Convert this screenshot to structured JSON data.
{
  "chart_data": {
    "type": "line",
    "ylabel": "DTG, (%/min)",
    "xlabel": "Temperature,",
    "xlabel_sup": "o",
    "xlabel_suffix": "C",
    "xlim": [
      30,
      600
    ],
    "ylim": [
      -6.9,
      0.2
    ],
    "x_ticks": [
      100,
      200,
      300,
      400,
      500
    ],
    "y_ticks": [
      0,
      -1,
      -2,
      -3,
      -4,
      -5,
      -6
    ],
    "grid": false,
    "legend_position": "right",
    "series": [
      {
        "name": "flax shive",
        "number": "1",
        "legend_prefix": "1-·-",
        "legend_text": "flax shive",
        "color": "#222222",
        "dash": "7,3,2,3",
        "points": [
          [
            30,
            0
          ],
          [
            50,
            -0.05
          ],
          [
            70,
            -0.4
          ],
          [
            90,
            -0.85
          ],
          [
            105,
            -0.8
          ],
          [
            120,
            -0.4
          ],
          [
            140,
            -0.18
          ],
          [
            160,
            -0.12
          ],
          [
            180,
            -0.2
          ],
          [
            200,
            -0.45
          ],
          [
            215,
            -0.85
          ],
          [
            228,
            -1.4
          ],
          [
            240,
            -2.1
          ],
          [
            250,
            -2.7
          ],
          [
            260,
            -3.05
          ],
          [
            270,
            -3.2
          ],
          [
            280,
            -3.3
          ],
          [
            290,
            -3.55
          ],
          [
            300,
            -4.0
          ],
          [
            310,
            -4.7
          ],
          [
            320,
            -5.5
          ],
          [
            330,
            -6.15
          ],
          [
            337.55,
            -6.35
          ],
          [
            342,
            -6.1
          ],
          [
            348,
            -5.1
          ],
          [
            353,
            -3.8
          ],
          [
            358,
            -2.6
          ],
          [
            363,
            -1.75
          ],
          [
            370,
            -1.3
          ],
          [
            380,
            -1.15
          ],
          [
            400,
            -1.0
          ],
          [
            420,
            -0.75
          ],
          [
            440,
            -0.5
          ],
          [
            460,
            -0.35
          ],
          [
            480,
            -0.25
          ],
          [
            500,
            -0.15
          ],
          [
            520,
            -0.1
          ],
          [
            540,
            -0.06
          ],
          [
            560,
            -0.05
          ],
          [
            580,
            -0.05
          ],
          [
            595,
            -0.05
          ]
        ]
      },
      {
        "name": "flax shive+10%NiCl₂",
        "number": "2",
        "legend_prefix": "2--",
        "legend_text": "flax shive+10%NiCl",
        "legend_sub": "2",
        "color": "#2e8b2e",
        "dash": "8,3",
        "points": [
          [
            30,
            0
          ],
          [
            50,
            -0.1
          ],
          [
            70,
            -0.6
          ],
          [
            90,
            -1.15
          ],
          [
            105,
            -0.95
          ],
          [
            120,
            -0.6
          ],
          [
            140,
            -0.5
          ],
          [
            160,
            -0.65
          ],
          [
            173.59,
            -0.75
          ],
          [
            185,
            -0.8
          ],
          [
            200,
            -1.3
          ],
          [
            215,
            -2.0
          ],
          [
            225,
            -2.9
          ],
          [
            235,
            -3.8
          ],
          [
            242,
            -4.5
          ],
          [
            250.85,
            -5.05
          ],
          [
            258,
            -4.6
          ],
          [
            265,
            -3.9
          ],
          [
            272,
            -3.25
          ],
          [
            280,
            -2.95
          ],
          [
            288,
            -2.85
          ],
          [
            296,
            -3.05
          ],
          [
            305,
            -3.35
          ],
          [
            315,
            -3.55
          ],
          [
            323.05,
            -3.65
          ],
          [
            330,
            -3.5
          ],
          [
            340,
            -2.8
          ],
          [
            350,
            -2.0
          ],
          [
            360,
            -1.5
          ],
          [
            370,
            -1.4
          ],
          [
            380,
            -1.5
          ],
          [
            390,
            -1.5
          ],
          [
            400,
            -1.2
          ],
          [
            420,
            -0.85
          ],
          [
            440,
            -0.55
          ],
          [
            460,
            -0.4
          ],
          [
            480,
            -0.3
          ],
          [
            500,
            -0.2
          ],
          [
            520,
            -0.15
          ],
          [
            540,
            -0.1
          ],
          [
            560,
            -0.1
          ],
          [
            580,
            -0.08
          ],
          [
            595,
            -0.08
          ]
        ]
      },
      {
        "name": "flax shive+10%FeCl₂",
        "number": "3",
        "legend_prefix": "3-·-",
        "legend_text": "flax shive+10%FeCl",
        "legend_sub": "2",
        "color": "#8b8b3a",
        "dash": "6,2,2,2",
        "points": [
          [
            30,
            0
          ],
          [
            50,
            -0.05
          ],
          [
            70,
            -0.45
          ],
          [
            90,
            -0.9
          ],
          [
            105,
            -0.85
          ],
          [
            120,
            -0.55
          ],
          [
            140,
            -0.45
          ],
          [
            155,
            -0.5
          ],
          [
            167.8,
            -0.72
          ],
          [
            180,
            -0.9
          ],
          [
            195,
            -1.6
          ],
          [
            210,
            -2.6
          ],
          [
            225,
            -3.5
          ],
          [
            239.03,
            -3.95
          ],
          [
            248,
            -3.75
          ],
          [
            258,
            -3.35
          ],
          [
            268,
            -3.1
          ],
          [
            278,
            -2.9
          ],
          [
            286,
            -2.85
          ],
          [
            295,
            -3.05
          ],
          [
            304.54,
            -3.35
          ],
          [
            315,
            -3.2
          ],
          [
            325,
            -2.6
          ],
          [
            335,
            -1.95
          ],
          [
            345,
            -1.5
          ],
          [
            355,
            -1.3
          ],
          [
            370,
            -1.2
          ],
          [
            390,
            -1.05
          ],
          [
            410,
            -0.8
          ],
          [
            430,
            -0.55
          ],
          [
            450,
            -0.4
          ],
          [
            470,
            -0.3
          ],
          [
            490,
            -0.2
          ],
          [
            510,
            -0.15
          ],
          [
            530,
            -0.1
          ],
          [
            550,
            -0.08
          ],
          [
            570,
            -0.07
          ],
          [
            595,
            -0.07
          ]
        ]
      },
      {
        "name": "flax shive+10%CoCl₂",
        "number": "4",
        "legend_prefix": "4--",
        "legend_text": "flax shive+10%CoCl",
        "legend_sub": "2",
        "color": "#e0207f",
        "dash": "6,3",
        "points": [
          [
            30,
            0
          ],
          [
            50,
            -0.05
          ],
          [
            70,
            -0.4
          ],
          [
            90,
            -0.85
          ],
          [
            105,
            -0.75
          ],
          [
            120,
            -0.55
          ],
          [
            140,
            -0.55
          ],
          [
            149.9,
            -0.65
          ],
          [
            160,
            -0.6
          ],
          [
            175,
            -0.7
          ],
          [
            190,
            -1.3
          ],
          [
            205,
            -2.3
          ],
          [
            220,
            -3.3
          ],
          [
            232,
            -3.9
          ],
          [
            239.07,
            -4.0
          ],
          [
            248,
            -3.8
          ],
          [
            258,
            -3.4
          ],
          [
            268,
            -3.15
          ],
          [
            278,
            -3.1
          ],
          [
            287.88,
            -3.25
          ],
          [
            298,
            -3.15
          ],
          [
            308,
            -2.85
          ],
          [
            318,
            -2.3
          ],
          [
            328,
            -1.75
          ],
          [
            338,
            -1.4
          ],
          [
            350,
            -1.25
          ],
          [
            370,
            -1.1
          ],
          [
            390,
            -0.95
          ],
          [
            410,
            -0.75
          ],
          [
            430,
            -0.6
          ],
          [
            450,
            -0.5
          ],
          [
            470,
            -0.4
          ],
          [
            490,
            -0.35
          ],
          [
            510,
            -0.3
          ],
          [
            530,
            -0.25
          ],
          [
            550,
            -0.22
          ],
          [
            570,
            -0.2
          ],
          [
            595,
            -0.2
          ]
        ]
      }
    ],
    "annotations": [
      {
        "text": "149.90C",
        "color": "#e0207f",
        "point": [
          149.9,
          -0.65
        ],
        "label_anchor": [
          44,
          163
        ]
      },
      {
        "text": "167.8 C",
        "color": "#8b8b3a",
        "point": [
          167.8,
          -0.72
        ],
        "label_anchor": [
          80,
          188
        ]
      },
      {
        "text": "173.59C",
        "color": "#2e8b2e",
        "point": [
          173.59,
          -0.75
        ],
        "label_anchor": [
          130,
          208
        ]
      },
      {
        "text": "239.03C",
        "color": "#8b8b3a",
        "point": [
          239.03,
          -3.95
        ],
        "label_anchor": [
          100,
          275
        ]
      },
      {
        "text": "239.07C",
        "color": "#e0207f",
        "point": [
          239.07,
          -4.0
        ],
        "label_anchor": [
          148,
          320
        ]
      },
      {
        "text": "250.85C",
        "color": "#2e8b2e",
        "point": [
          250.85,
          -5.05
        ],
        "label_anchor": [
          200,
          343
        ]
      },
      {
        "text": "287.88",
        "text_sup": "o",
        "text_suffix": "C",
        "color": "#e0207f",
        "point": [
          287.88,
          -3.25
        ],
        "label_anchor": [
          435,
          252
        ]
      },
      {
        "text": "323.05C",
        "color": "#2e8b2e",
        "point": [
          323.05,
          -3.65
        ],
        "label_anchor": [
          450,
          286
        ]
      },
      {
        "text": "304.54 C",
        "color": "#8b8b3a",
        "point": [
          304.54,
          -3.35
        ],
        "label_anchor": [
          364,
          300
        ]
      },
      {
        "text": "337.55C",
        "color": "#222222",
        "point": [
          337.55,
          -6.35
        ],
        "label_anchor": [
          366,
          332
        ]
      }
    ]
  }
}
----------------------------------------
Request -
Which lines in the data above contain "name"? Show each one.

Exercise solution -
        "name": "flax shive",
        "name": "flax shive+10%NiCl₂",
        "name": "flax shive+10%FeCl₂",
        "name": "flax shive+10%CoCl₂",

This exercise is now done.